→ **Short task**:
Transcribe the material below line for line, keeping every character unchanged but omitting the pictures.

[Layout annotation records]
★ ★ ★ ★ ★ ★ ★

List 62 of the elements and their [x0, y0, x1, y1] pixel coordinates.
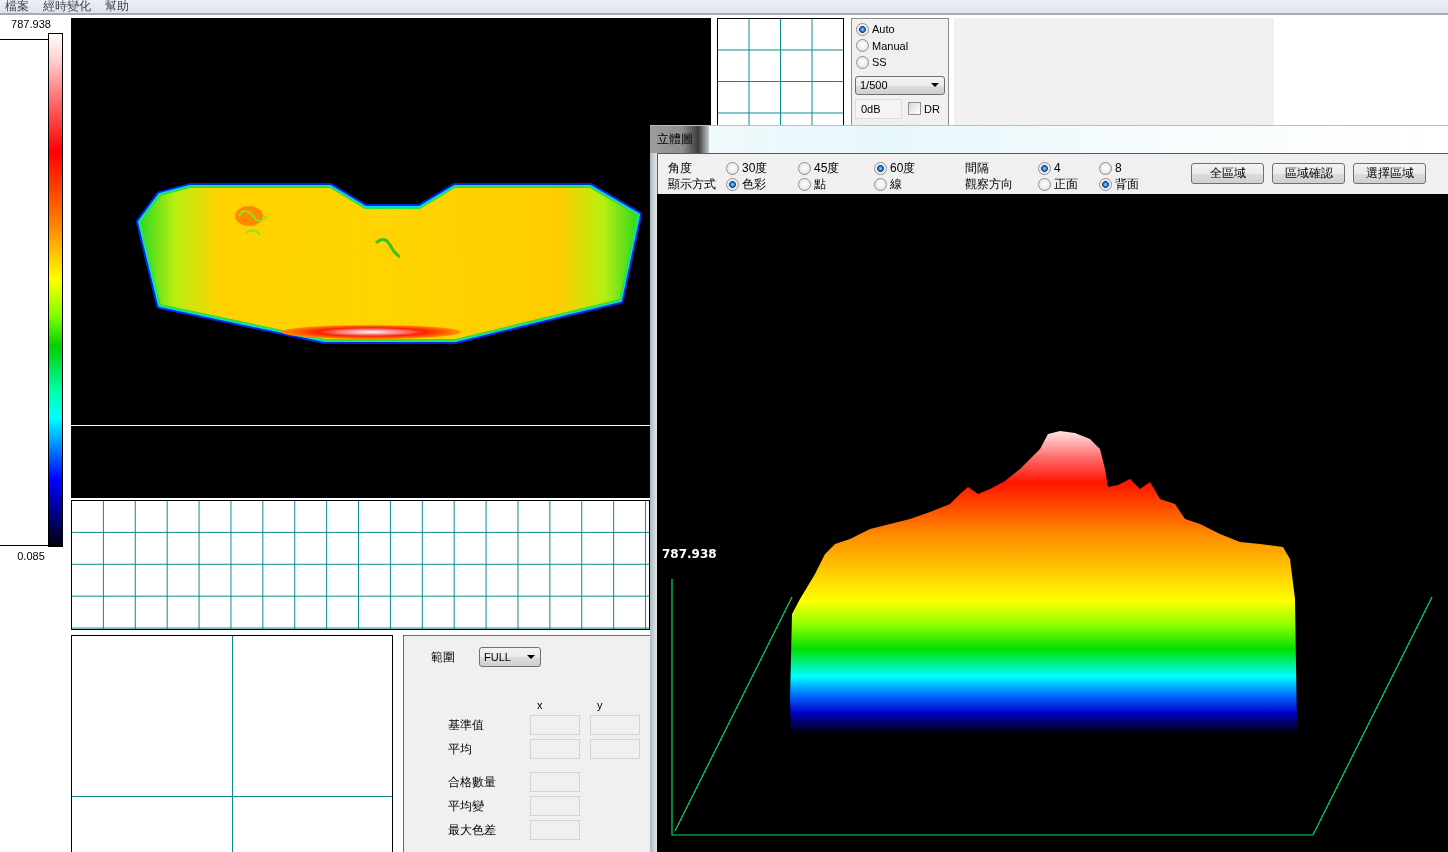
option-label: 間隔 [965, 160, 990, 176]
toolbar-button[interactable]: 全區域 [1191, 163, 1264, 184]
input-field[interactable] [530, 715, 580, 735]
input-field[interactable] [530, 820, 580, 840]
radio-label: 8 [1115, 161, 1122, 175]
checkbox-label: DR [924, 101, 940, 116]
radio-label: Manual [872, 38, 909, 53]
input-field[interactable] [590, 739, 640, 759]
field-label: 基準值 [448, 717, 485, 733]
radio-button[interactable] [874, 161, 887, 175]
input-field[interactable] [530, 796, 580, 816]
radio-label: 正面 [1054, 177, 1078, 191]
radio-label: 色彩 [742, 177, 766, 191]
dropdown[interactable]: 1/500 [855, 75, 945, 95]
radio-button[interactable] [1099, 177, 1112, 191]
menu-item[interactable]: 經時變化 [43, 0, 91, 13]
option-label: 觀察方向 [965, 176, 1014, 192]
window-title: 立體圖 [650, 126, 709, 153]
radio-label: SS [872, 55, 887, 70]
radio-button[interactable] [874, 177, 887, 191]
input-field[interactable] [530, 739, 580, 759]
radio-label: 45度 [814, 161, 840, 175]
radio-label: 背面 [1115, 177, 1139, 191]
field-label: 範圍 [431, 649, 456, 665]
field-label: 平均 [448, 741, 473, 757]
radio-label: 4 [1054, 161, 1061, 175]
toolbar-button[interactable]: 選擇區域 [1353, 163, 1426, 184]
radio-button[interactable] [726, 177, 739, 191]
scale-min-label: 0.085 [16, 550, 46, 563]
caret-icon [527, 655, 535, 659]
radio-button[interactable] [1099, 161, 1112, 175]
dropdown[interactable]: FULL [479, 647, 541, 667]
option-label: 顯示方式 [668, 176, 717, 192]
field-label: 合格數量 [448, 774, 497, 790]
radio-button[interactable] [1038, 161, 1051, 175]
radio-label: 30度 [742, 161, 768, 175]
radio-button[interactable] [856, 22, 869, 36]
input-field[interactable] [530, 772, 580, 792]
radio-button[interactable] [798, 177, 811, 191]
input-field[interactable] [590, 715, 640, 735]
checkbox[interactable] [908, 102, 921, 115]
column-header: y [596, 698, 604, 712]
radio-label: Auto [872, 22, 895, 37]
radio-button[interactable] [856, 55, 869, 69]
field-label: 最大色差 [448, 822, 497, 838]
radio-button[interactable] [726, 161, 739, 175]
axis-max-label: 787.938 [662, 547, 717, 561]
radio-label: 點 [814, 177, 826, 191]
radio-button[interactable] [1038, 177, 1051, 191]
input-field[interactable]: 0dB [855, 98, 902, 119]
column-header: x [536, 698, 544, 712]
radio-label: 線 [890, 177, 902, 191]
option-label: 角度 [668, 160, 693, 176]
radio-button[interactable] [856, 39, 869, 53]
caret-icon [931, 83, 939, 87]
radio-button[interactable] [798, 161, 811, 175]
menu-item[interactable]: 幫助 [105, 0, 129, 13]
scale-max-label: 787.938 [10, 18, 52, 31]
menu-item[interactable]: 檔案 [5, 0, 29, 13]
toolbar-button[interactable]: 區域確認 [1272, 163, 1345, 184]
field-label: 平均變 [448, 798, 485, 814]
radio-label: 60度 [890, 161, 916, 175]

★ ★ ★ ★ ★ ★ ★

→ **The answer**:
List 62 of the elements and their [x0, y0, x1, y1] pixel coordinates.
option-label: 間隔 [965, 160, 990, 176]
toolbar-button[interactable]: 全區域 [1191, 163, 1264, 184]
input-field[interactable] [530, 715, 580, 735]
input-field[interactable] [530, 820, 580, 840]
radio-label: 8 [1115, 161, 1122, 175]
checkbox-label: DR [924, 101, 940, 116]
radio-label: Manual [872, 38, 909, 53]
input-field[interactable] [590, 739, 640, 759]
field-label: 基準值 [448, 717, 485, 733]
radio-button[interactable] [874, 161, 887, 175]
input-field[interactable] [530, 796, 580, 816]
radio-label: 正面 [1054, 177, 1078, 191]
radio-label: 色彩 [742, 177, 766, 191]
dropdown[interactable]: 1/500 [855, 75, 945, 95]
radio-button[interactable] [1099, 177, 1112, 191]
menu-item[interactable]: 經時變化 [43, 0, 91, 13]
option-label: 觀察方向 [965, 176, 1014, 192]
window-title: 立體圖 [650, 126, 709, 153]
radio-label: SS [872, 55, 887, 70]
radio-button[interactable] [874, 177, 887, 191]
input-field[interactable] [530, 739, 580, 759]
radio-label: 45度 [814, 161, 840, 175]
radio-label: 背面 [1115, 177, 1139, 191]
field-label: 範圍 [431, 649, 456, 665]
field-label: 平均 [448, 741, 473, 757]
radio-label: 4 [1054, 161, 1061, 175]
toolbar-button[interactable]: 選擇區域 [1353, 163, 1426, 184]
radio-button[interactable] [726, 177, 739, 191]
scale-min-label: 0.085 [16, 550, 46, 563]
caret-icon [527, 655, 535, 659]
radio-button[interactable] [1099, 161, 1112, 175]
dropdown[interactable]: FULL [479, 647, 541, 667]
option-label: 顯示方式 [668, 176, 717, 192]
field-label: 合格數量 [448, 774, 497, 790]
radio-button[interactable] [1038, 161, 1051, 175]
radio-label: 30度 [742, 161, 768, 175]
radio-button[interactable] [856, 22, 869, 36]
input-field[interactable] [530, 772, 580, 792]
radio-button[interactable] [798, 177, 811, 191]
input-field[interactable] [590, 715, 640, 735]
checkbox[interactable] [908, 102, 921, 115]
column-header: y [596, 698, 604, 712]
radio-label: Auto [872, 22, 895, 37]
radio-button[interactable] [856, 55, 869, 69]
field-label: 最大色差 [448, 822, 497, 838]
radio-button[interactable] [726, 161, 739, 175]
axis-max-label: 787.938 [662, 547, 717, 561]
radio-label: 點 [814, 177, 826, 191]
radio-button[interactable] [1038, 177, 1051, 191]
input-field[interactable]: 0dB [855, 98, 902, 119]
column-header: x [536, 698, 544, 712]
radio-label: 線 [890, 177, 902, 191]
option-label: 角度 [668, 160, 693, 176]
radio-button[interactable] [856, 39, 869, 53]
caret-icon [931, 83, 939, 87]
radio-button[interactable] [798, 161, 811, 175]
menu-item[interactable]: 幫助 [105, 0, 129, 13]
scale-max-label: 787.938 [10, 18, 52, 31]
menu-item[interactable]: 檔案 [5, 0, 29, 13]
toolbar-button[interactable]: 區域確認 [1272, 163, 1345, 184]
field-label: 平均變 [448, 798, 485, 814]
radio-label: 60度 [890, 161, 916, 175]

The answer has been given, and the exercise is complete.